■ **Exercise objective**: Type every record exactly as it appears.

Dataset entries:
◆ ◆ ◆
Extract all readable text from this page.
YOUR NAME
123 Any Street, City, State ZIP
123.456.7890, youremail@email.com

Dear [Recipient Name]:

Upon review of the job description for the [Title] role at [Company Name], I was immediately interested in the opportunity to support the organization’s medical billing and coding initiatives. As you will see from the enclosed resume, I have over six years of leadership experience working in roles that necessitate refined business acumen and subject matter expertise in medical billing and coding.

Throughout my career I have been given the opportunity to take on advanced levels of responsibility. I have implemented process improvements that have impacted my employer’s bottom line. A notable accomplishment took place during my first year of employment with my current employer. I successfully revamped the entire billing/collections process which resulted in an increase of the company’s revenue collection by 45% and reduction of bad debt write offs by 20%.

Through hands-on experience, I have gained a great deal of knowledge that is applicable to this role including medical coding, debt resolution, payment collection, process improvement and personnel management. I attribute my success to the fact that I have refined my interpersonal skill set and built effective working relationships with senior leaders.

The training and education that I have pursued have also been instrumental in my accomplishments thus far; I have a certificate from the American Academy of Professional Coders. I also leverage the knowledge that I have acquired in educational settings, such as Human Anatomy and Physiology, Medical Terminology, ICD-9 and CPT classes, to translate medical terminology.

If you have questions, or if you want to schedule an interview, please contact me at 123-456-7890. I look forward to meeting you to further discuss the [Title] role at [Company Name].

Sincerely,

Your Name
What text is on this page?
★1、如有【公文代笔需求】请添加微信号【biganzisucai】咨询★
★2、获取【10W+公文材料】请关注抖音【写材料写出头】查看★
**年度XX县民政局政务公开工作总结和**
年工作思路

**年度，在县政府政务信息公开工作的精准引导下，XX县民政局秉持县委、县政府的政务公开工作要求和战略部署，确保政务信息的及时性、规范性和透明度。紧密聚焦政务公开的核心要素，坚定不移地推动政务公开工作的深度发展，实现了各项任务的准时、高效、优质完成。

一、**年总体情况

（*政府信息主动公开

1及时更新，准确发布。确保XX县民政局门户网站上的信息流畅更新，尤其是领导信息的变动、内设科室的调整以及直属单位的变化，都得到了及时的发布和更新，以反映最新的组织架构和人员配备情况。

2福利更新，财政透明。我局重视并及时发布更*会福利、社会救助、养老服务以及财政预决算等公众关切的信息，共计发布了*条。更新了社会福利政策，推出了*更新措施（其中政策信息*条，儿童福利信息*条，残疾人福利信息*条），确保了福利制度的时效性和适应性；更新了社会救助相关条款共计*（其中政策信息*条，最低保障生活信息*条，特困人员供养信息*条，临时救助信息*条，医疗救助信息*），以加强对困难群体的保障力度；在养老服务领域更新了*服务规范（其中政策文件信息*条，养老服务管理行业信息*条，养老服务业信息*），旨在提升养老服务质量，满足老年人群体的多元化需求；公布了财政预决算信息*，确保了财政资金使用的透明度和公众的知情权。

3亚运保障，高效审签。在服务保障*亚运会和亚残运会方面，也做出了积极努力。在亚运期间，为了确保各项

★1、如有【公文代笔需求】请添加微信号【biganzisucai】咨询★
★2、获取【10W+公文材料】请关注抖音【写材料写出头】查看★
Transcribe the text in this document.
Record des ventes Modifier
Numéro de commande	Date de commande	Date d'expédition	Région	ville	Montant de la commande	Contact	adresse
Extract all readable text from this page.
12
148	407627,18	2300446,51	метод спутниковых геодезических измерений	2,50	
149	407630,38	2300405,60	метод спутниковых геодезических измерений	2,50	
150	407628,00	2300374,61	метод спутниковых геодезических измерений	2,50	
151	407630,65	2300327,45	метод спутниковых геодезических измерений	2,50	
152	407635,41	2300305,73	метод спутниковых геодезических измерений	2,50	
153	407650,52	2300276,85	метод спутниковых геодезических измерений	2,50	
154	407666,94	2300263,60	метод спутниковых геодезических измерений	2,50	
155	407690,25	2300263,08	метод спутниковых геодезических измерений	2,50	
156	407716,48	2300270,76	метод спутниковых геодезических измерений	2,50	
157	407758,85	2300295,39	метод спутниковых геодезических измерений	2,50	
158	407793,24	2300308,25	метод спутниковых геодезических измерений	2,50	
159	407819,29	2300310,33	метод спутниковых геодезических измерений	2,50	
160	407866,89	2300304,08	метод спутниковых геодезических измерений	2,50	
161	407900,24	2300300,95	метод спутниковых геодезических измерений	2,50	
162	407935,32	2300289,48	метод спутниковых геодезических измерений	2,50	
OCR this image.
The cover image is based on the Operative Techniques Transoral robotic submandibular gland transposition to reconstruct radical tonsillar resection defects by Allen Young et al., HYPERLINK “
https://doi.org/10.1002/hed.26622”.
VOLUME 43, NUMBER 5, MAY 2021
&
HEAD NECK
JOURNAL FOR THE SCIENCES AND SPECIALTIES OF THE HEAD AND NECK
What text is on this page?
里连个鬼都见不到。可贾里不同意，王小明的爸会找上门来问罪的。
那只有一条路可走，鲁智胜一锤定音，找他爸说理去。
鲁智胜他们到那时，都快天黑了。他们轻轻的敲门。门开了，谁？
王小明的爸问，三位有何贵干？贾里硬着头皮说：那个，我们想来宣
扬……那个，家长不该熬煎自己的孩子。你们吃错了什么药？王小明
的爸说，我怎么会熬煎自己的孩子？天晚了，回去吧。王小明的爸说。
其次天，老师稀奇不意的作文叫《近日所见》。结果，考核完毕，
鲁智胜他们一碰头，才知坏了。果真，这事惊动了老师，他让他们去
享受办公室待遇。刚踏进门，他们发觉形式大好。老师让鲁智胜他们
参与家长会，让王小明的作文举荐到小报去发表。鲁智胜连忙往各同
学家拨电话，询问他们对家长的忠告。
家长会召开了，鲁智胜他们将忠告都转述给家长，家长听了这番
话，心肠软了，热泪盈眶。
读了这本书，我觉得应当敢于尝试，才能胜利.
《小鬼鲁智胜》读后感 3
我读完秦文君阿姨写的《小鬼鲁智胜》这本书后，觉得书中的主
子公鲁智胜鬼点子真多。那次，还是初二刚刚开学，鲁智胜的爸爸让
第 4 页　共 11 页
◆ ◆ ◆
■ **Solution for this task**:
Extract all readable text from this page.
YOUR NAME
123 Any Street, City, State ZIP
123.456.7890, youremail@email.com

Dear [Recipient Name]:

Upon review of the job description for the [Title] role at [Company Name], I was immediately interested in the opportunity to support the organization’s medical billing and coding initiatives. As you will see from the enclosed resume, I have over six years of leadership experience working in roles that necessitate refined business acumen and subject matter expertise in medical billing and coding.

Throughout my career I have been given the opportunity to take on advanced levels of responsibility. I have implemented process improvements that have impacted my employer’s bottom line. A notable accomplishment took place during my first year of employment with my current employer. I successfully revamped the entire billing/collections process which resulted in an increase of the company’s revenue collection by 45% and reduction of bad debt write offs by 20%.

Through hands-on experience, I have gained a great deal of knowledge that is applicable to this role including medical coding, debt resolution, payment collection, process improvement and personnel management. I attribute my success to the fact that I have refined my interpersonal skill set and built effective working relationships with senior leaders.

The training and education that I have pursued have also been instrumental in my accomplishments thus far; I have a certificate from the American Academy of Professional Coders. I also leverage the knowledge that I have acquired in educational settings, such as Human Anatomy and Physiology, Medical Terminology, ICD-9 and CPT classes, to translate medical terminology.

If you have questions, or if you want to schedule an interview, please contact me at 123-456-7890. I look forward to meeting you to further discuss the [Title] role at [Company Name].

Sincerely,

Your Name
What text is on this page?
★1、如有【公文代笔需求】请添加微信号【biganzisucai】咨询★
★2、获取【10W+公文材料】请关注抖音【写材料写出头】查看★
**年度XX县民政局政务公开工作总结和**
年工作思路

**年度，在县政府政务信息公开工作的精准引导下，XX县民政局秉持县委、县政府的政务公开工作要求和战略部署，确保政务信息的及时性、规范性和透明度。紧密聚焦政务公开的核心要素，坚定不移地推动政务公开工作的深度发展，实现了各项任务的准时、高效、优质完成。

一、**年总体情况

（*政府信息主动公开

1及时更新，准确发布。确保XX县民政局门户网站上的信息流畅更新，尤其是领导信息的变动、内设科室的调整以及直属单位的变化，都得到了及时的发布和更新，以反映最新的组织架构和人员配备情况。

2福利更新，财政透明。我局重视并及时发布更*会福利、社会救助、养老服务以及财政预决算等公众关切的信息，共计发布了*条。更新了社会福利政策，推出了*更新措施（其中政策信息*条，儿童福利信息*条，残疾人福利信息*条），确保了福利制度的时效性和适应性；更新了社会救助相关条款共计*（其中政策信息*条，最低保障生活信息*条，特困人员供养信息*条，临时救助信息*条，医疗救助信息*），以加强对困难群体的保障力度；在养老服务领域更新了*服务规范（其中政策文件信息*条，养老服务管理行业信息*条，养老服务业信息*），旨在提升养老服务质量，满足老年人群体的多元化需求；公布了财政预决算信息*，确保了财政资金使用的透明度和公众的知情权。

3亚运保障，高效审签。在服务保障*亚运会和亚残运会方面，也做出了积极努力。在亚运期间，为了确保各项

★1、如有【公文代笔需求】请添加微信号【biganzisucai】咨询★
★2、获取【10W+公文材料】请关注抖音【写材料写出头】查看★
Transcribe the text in this document.
Record des ventes Modifier
Numéro de commande	Date de commande	Date d'expédition	Région	ville	Montant de la commande	Contact	adresse
Extract all readable text from this page.
12
148	407627,18	2300446,51	метод спутниковых геодезических измерений	2,50	
149	407630,38	2300405,60	метод спутниковых геодезических измерений	2,50	
150	407628,00	2300374,61	метод спутниковых геодезических измерений	2,50	
151	407630,65	2300327,45	метод спутниковых геодезических измерений	2,50	
152	407635,41	2300305,73	метод спутниковых геодезических измерений	2,50	
153	407650,52	2300276,85	метод спутниковых геодезических измерений	2,50	
154	407666,94	2300263,60	метод спутниковых геодезических измерений	2,50	
155	407690,25	2300263,08	метод спутниковых геодезических измерений	2,50	
156	407716,48	2300270,76	метод спутниковых геодезических измерений	2,50	
157	407758,85	2300295,39	метод спутниковых геодезических измерений	2,50	
158	407793,24	2300308,25	метод спутниковых геодезических измерений	2,50	
159	407819,29	2300310,33	метод спутниковых геодезических измерений	2,50	
160	407866,89	2300304,08	метод спутниковых геодезических измерений	2,50	
161	407900,24	2300300,95	метод спутниковых геодезических измерений	2,50	
162	407935,32	2300289,48	метод спутниковых геодезических измерений	2,50	
OCR this image.
The cover image is based on the Operative Techniques Transoral robotic submandibular gland transposition to reconstruct radical tonsillar resection defects by Allen Young et al., HYPERLINK “
https://doi.org/10.1002/hed.26622”.
VOLUME 43, NUMBER 5, MAY 2021
&
HEAD NECK
JOURNAL FOR THE SCIENCES AND SPECIALTIES OF THE HEAD AND NECK
What text is on this page?
里连个鬼都见不到。可贾里不同意，王小明的爸会找上门来问罪的。
那只有一条路可走，鲁智胜一锤定音，找他爸说理去。
鲁智胜他们到那时，都快天黑了。他们轻轻的敲门。门开了，谁？
王小明的爸问，三位有何贵干？贾里硬着头皮说：那个，我们想来宣
扬……那个，家长不该熬煎自己的孩子。你们吃错了什么药？王小明
的爸说，我怎么会熬煎自己的孩子？天晚了，回去吧。王小明的爸说。
其次天，老师稀奇不意的作文叫《近日所见》。结果，考核完毕，
鲁智胜他们一碰头，才知坏了。果真，这事惊动了老师，他让他们去
享受办公室待遇。刚踏进门，他们发觉形式大好。老师让鲁智胜他们
参与家长会，让王小明的作文举荐到小报去发表。鲁智胜连忙往各同
学家拨电话，询问他们对家长的忠告。
家长会召开了，鲁智胜他们将忠告都转述给家长，家长听了这番
话，心肠软了，热泪盈眶。
读了这本书，我觉得应当敢于尝试，才能胜利.
《小鬼鲁智胜》读后感 3
我读完秦文君阿姨写的《小鬼鲁智胜》这本书后，觉得书中的主
子公鲁智胜鬼点子真多。那次，还是初二刚刚开学，鲁智胜的爸爸让
第 4 页　共 11 页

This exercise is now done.